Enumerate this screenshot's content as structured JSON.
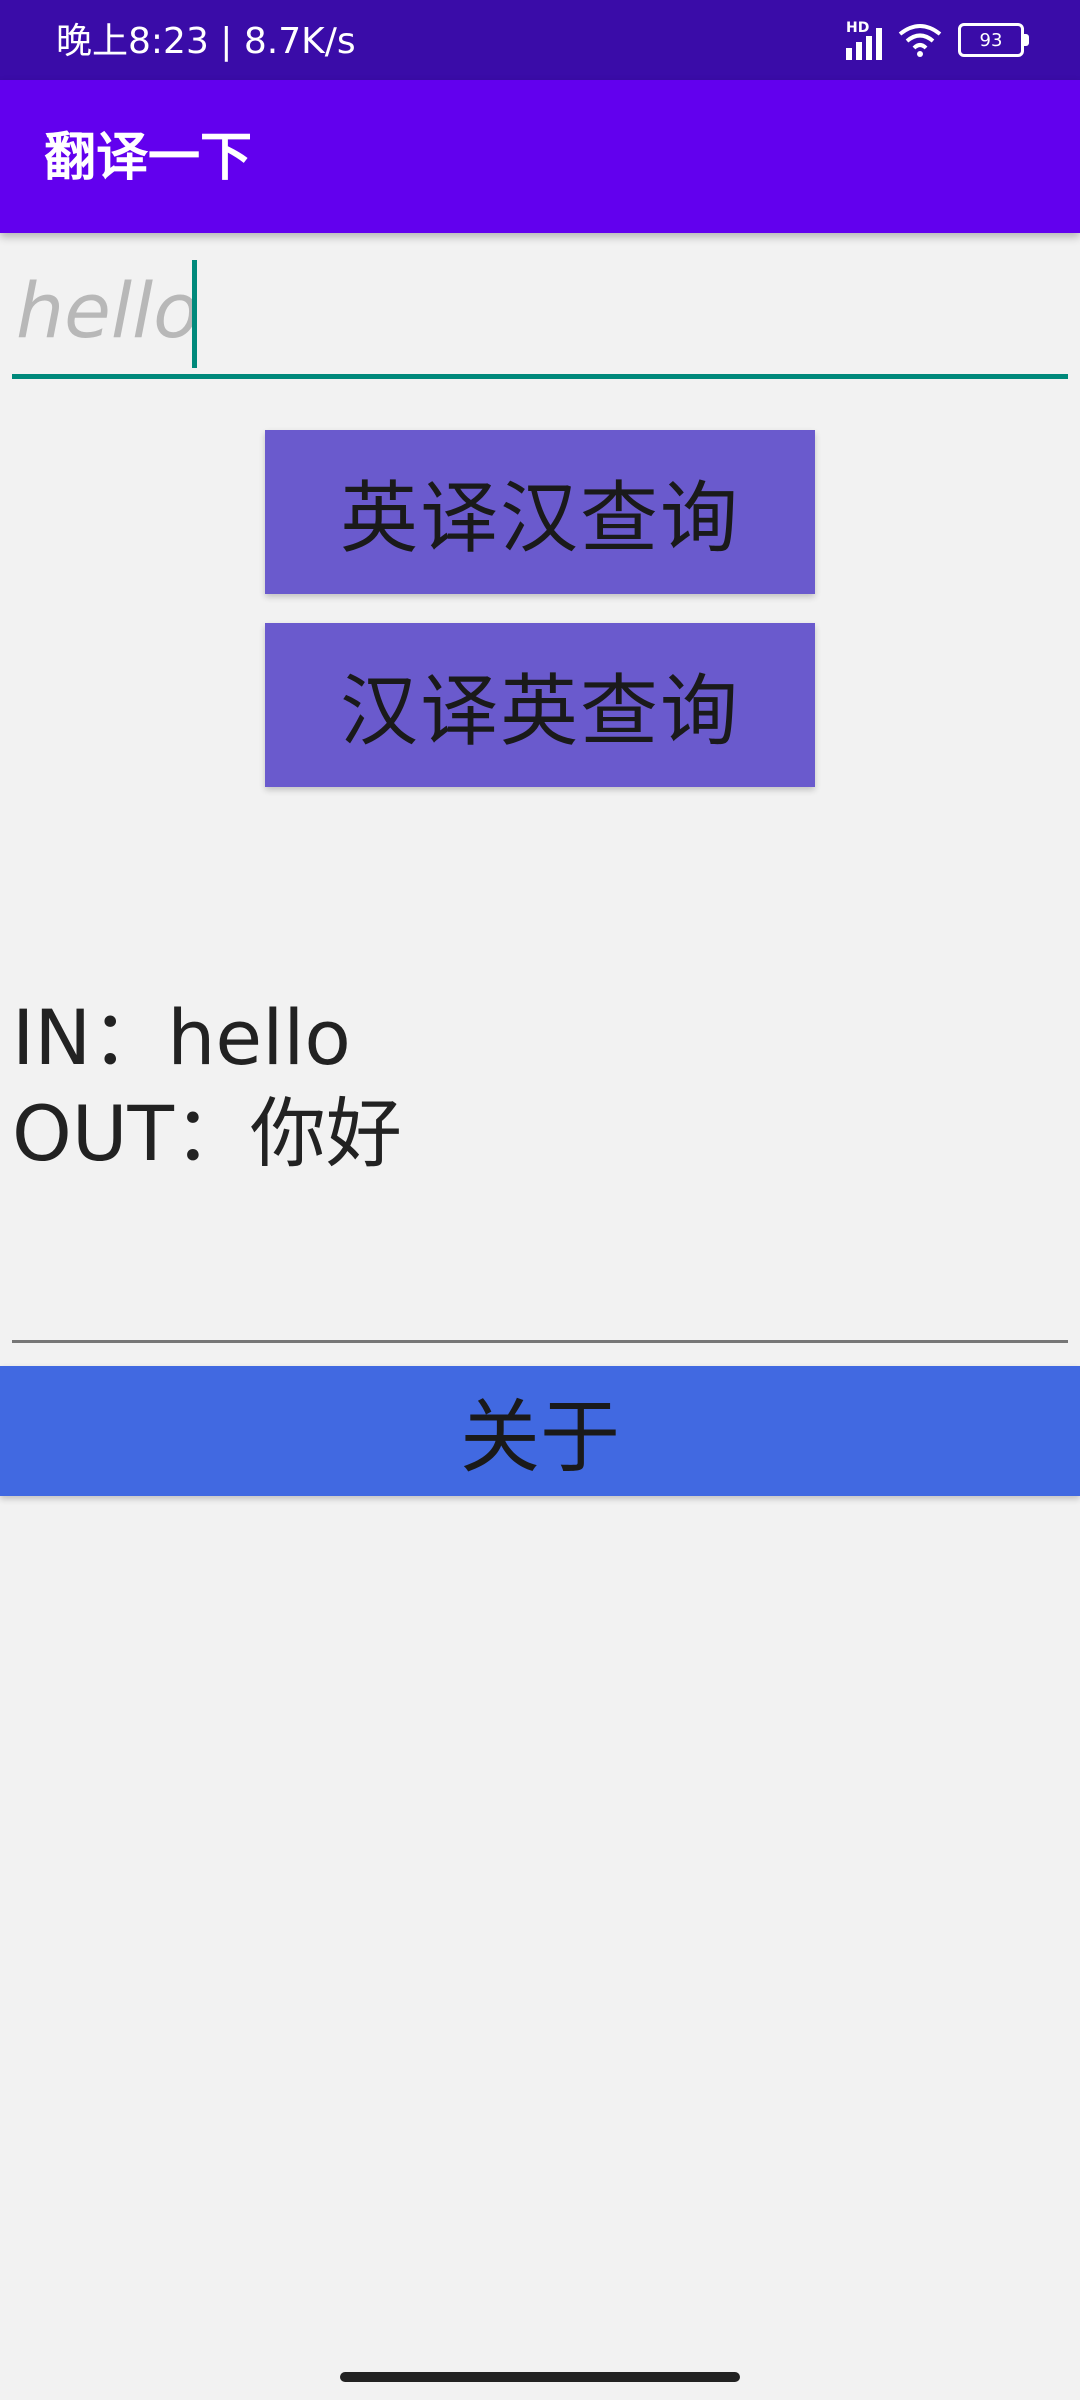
{
  "status_bar": {
    "text": "晚上8:23 | 8.7K/s",
    "signal_label": "HD",
    "battery_level": "93"
  },
  "app_bar": {
    "title": "翻译一下"
  },
  "input": {
    "placeholder": "hello"
  },
  "buttons": {
    "en_to_zh": "英译汉查询",
    "zh_to_en": "汉译英查询",
    "about": "关于"
  },
  "result": {
    "in_line": "IN：hello",
    "out_line": "OUT：你好"
  },
  "colors": {
    "status_bar": "#3a0ca8",
    "app_bar": "#6200ee",
    "accent": "#00897b",
    "query_button": "#6a5acd",
    "about_button": "#4169e1",
    "background": "#f2f2f2"
  },
  "icons": [
    "signal-icon",
    "wifi-icon",
    "battery-icon"
  ]
}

══════

WHAT NEEDS TO BE DONE: Repeat the data exactly in full, omitting its pictures.

SOLUTION TO THIS TASK:
Enumerate this screenshot's content as structured JSON.
{
  "status_bar": {
    "text": "晚上8:23 | 8.7K/s",
    "signal_label": "HD",
    "battery_level": "93"
  },
  "app_bar": {
    "title": "翻译一下"
  },
  "input": {
    "placeholder": "hello"
  },
  "buttons": {
    "en_to_zh": "英译汉查询",
    "zh_to_en": "汉译英查询",
    "about": "关于"
  },
  "result": {
    "in_line": "IN：hello",
    "out_line": "OUT：你好"
  },
  "colors": {
    "status_bar": "#3a0ca8",
    "app_bar": "#6200ee",
    "accent": "#00897b",
    "query_button": "#6a5acd",
    "about_button": "#4169e1",
    "background": "#f2f2f2"
  },
  "icons": [
    "signal-icon",
    "wifi-icon",
    "battery-icon"
  ]
}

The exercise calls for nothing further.